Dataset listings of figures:
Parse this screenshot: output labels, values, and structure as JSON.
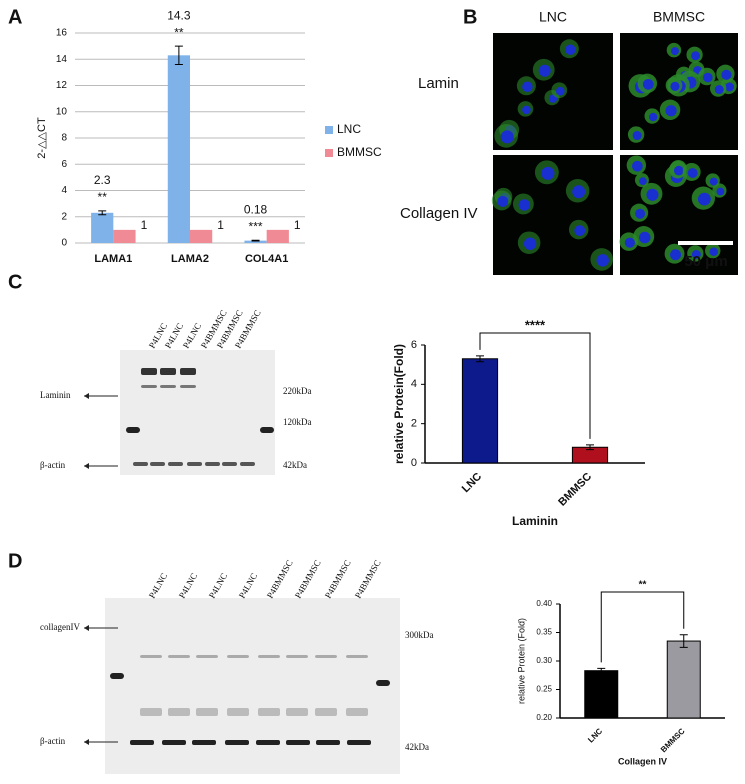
{
  "panel_labels": [
    "A",
    "B",
    "C",
    "D"
  ],
  "microscopy": {
    "columns": [
      "LNC",
      "BMMSC"
    ],
    "rows": [
      "Lamin",
      "Collagen IV"
    ],
    "scale_bar": "50 μm"
  },
  "blot_c": {
    "lanes": [
      "P4LNC",
      "P4LNC",
      "P4LNC",
      "P4BMMSC",
      "P4BMMSC",
      "P4BMMSC"
    ],
    "bands": [
      "Laminin",
      "β-actin"
    ],
    "markers": [
      "220kDa",
      "120kDa",
      "42kDa"
    ]
  },
  "blot_d": {
    "lanes": [
      "P4LNC",
      "P4LNC",
      "P4LNC",
      "P4LNC",
      "P4BMMSC",
      "P4BMMSC",
      "P4BMMSC",
      "P4BMMSC"
    ],
    "bands": [
      "collagenIV",
      "β-actin"
    ],
    "markers": [
      "300kDa",
      "42kDa"
    ]
  },
  "chart_data": [
    {
      "type": "bar",
      "y_label": "2-△△CT",
      "categories": [
        "LAMA1",
        "LAMA2",
        "COL4A1"
      ],
      "series": [
        {
          "name": "LNC",
          "color": "#7fb2e8",
          "values": [
            2.3,
            14.3,
            0.18
          ],
          "errors": [
            0.15,
            0.7,
            0.03
          ]
        },
        {
          "name": "BMMSC",
          "color": "#f08a95",
          "values": [
            1,
            1,
            1
          ]
        }
      ],
      "annotations": [
        "**",
        "**",
        "***"
      ],
      "ylim": [
        0,
        16
      ],
      "yticks": [
        0,
        2,
        4,
        6,
        8,
        10,
        12,
        14,
        16
      ],
      "grid": true
    },
    {
      "type": "bar",
      "y_label": "relative Protein(Fold)",
      "x_label": "Laminin",
      "categories": [
        "LNC",
        "BMMSC"
      ],
      "values": [
        5.3,
        0.8
      ],
      "errors": [
        0.15,
        0.12
      ],
      "colors": [
        "#0d1a8c",
        "#b0101e"
      ],
      "significance": "****",
      "ylim": [
        0,
        6
      ],
      "yticks": [
        0,
        2,
        4,
        6
      ],
      "grid": false
    },
    {
      "type": "bar",
      "y_label": "relative Protein (Fold)",
      "x_label": "Collagen IV",
      "categories": [
        "LNC",
        "BMMSC"
      ],
      "values": [
        0.283,
        0.335
      ],
      "errors": [
        0.004,
        0.011
      ],
      "colors": [
        "#000000",
        "#9a9aa0"
      ],
      "significance": "**",
      "ylim": [
        0.2,
        0.4
      ],
      "yticks": [
        {
          "value": 0.2,
          "label": "0.20"
        },
        {
          "value": 0.25,
          "label": "0.25"
        },
        {
          "value": 0.3,
          "label": "0.30"
        },
        {
          "value": 0.35,
          "label": "0.35"
        },
        {
          "value": 0.4,
          "label": "0.40"
        }
      ],
      "grid": false
    }
  ]
}
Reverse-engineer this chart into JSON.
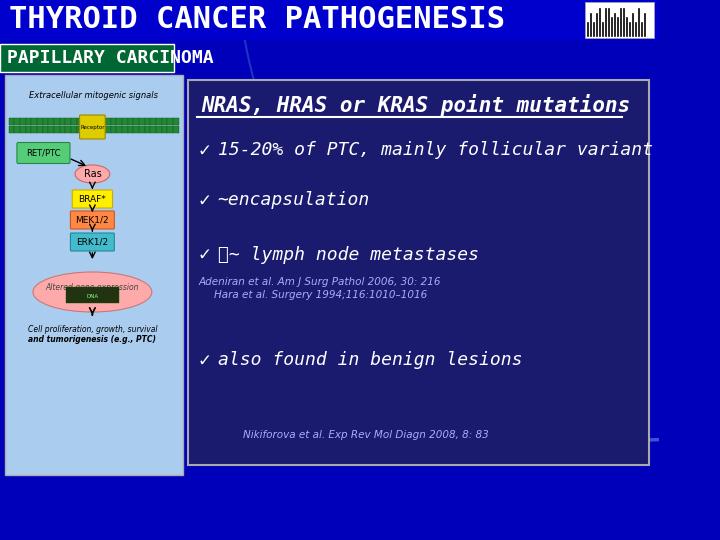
{
  "title": "THYROID CANCER PATHOGENESIS",
  "title_fontsize": 22,
  "title_color": "#FFFFFF",
  "title_bg_color": "#0000CC",
  "section_label": "PAPILLARY CARCINOMA",
  "section_label_bg": "#006633",
  "section_label_color": "#FFFFFF",
  "section_label_fontsize": 13,
  "bg_color": "#0000BB",
  "box_bg": "#1a1a6e",
  "content_box_bg": "#1a1a70",
  "content_box_border": "#CCCCCC",
  "heading": "NRAS, HRAS or KRAS point mutations",
  "heading_fontsize": 15,
  "heading_color": "#FFFFFF",
  "heading_underline": true,
  "bullets": [
    {
      "text": "15-20% of PTC, mainly follicular variant",
      "fontsize": 14,
      "color": "#FFFFFF",
      "prefix": "✓ "
    },
    {
      "text": "∼encapsulation",
      "fontsize": 14,
      "color": "#FFFFFF",
      "prefix": "✓ "
    },
    {
      "text": "⚘∼ lymph node metastases",
      "fontsize": 14,
      "color": "#FFFFFF",
      "prefix": "✓ "
    },
    {
      "text": "also found in benign lesions",
      "fontsize": 14,
      "color": "#FFFFFF",
      "prefix": "✓ "
    }
  ],
  "sub_refs_1": "Adeniran et al. Am J Surg Pathol 2006, 30: 216\nHara et al. Surgery 1994;116:1010–1016",
  "sub_refs_2": "Nikiforova et al. Exp Rev Mol Diagn 2008, 8: 83",
  "sub_ref_fontsize": 8,
  "sub_ref_color": "#AAAAFF",
  "arc_color": "#4488FF",
  "image_placeholder_color": "#6699CC"
}
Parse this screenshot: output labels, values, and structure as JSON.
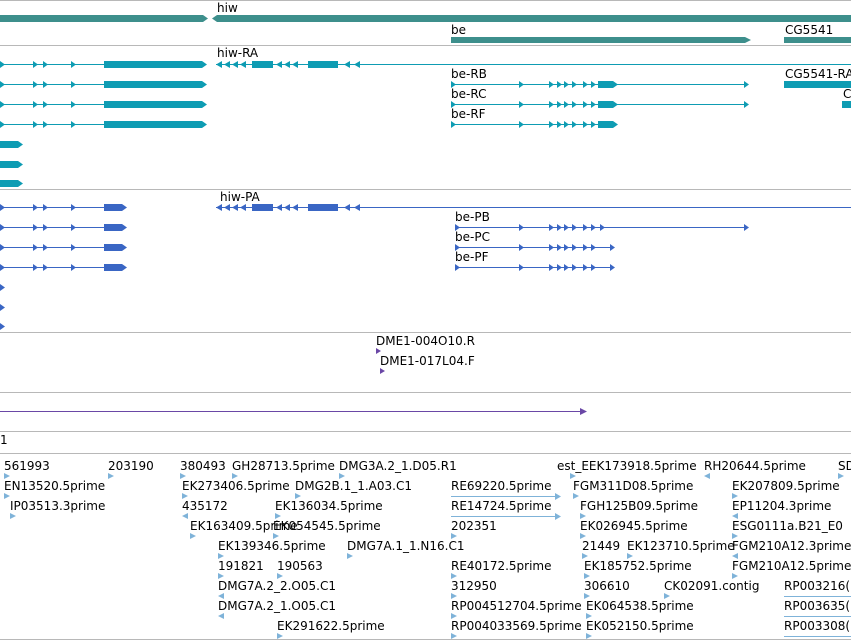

Exercise directions:
What is needed is every line of the data above, set down exactly but with the images left out.

Output of the exercise:
Parse this screenshot: output labels, values, and structure as JSON.
{
  "panel_labels": [
    "A",
    "B",
    "C",
    "D"
  ],
  "microscopy": {
    "columns": [
      "LNC",
      "BMMSC"
    ],
    "rows": [
      "Lamin",
      "Collagen IV"
    ],
    "scale_bar": "50 μm"
  },
  "blot_c": {
    "lanes": [
      "P4LNC",
      "P4LNC",
      "P4LNC",
      "P4BMMSC",
      "P4BMMSC",
      "P4BMMSC"
    ],
    "bands": [
      "Laminin",
      "β-actin"
    ],
    "markers": [
      "220kDa",
      "120kDa",
      "42kDa"
    ]
  },
  "blot_d": {
    "lanes": [
      "P4LNC",
      "P4LNC",
      "P4LNC",
      "P4LNC",
      "P4BMMSC",
      "P4BMMSC",
      "P4BMMSC",
      "P4BMMSC"
    ],
    "bands": [
      "collagenIV",
      "β-actin"
    ],
    "markers": [
      "300kDa",
      "42kDa"
    ]
  },
  "chart_data": [
    {
      "type": "bar",
      "y_label": "2-△△CT",
      "categories": [
        "LAMA1",
        "LAMA2",
        "COL4A1"
      ],
      "series": [
        {
          "name": "LNC",
          "color": "#7fb2e8",
          "values": [
            2.3,
            14.3,
            0.18
          ],
          "errors": [
            0.15,
            0.7,
            0.03
          ]
        },
        {
          "name": "BMMSC",
          "color": "#f08a95",
          "values": [
            1,
            1,
            1
          ]
        }
      ],
      "annotations": [
        "**",
        "**",
        "***"
      ],
      "ylim": [
        0,
        16
      ],
      "yticks": [
        0,
        2,
        4,
        6,
        8,
        10,
        12,
        14,
        16
      ],
      "grid": true
    },
    {
      "type": "bar",
      "y_label": "relative Protein(Fold)",
      "x_label": "Laminin",
      "categories": [
        "LNC",
        "BMMSC"
      ],
      "values": [
        5.3,
        0.8
      ],
      "errors": [
        0.15,
        0.12
      ],
      "colors": [
        "#0d1a8c",
        "#b0101e"
      ],
      "significance": "****",
      "ylim": [
        0,
        6
      ],
      "yticks": [
        0,
        2,
        4,
        6
      ],
      "grid": false
    },
    {
      "type": "bar",
      "y_label": "relative Protein (Fold)",
      "x_label": "Collagen IV",
      "categories": [
        "LNC",
        "BMMSC"
      ],
      "values": [
        0.283,
        0.335
      ],
      "errors": [
        0.004,
        0.011
      ],
      "colors": [
        "#000000",
        "#9a9aa0"
      ],
      "significance": "**",
      "ylim": [
        0.2,
        0.4
      ],
      "yticks": [
        {
          "value": 0.2,
          "label": "0.20"
        },
        {
          "value": 0.25,
          "label": "0.25"
        },
        {
          "value": 0.3,
          "label": "0.30"
        },
        {
          "value": 0.35,
          "label": "0.35"
        },
        {
          "value": 0.4,
          "label": "0.40"
        }
      ],
      "grid": false
    }
  ]
}
Reverse-engineer this chart into JSON.
{
  "title": "THYROID CANCER PATHOGENESIS",
  "title_fontsize": 22,
  "title_color": "#FFFFFF",
  "title_bg_color": "#0000CC",
  "section_label": "PAPILLARY CARCINOMA",
  "section_label_bg": "#006633",
  "section_label_color": "#FFFFFF",
  "section_label_fontsize": 13,
  "bg_color": "#0000BB",
  "box_bg": "#1a1a6e",
  "content_box_bg": "#1a1a70",
  "content_box_border": "#CCCCCC",
  "heading": "NRAS, HRAS or KRAS point mutations",
  "heading_fontsize": 15,
  "heading_color": "#FFFFFF",
  "heading_underline": true,
  "bullets": [
    {
      "text": "15-20% of PTC, mainly follicular variant",
      "fontsize": 14,
      "color": "#FFFFFF",
      "prefix": "✓ "
    },
    {
      "text": "∼encapsulation",
      "fontsize": 14,
      "color": "#FFFFFF",
      "prefix": "✓ "
    },
    {
      "text": "⚘∼ lymph node metastases",
      "fontsize": 14,
      "color": "#FFFFFF",
      "prefix": "✓ "
    },
    {
      "text": "also found in benign lesions",
      "fontsize": 14,
      "color": "#FFFFFF",
      "prefix": "✓ "
    }
  ],
  "sub_refs_1": "Adeniran et al. Am J Surg Pathol 2006, 30: 216\nHara et al. Surgery 1994;116:1010–1016",
  "sub_refs_2": "Nikiforova et al. Exp Rev Mol Diagn 2008, 8: 83",
  "sub_ref_fontsize": 8,
  "sub_ref_color": "#AAAAFF",
  "arc_color": "#4488FF",
  "image_placeholder_color": "#6699CC"
}
Parse this screenshot: output labels, values, and structure as JSON.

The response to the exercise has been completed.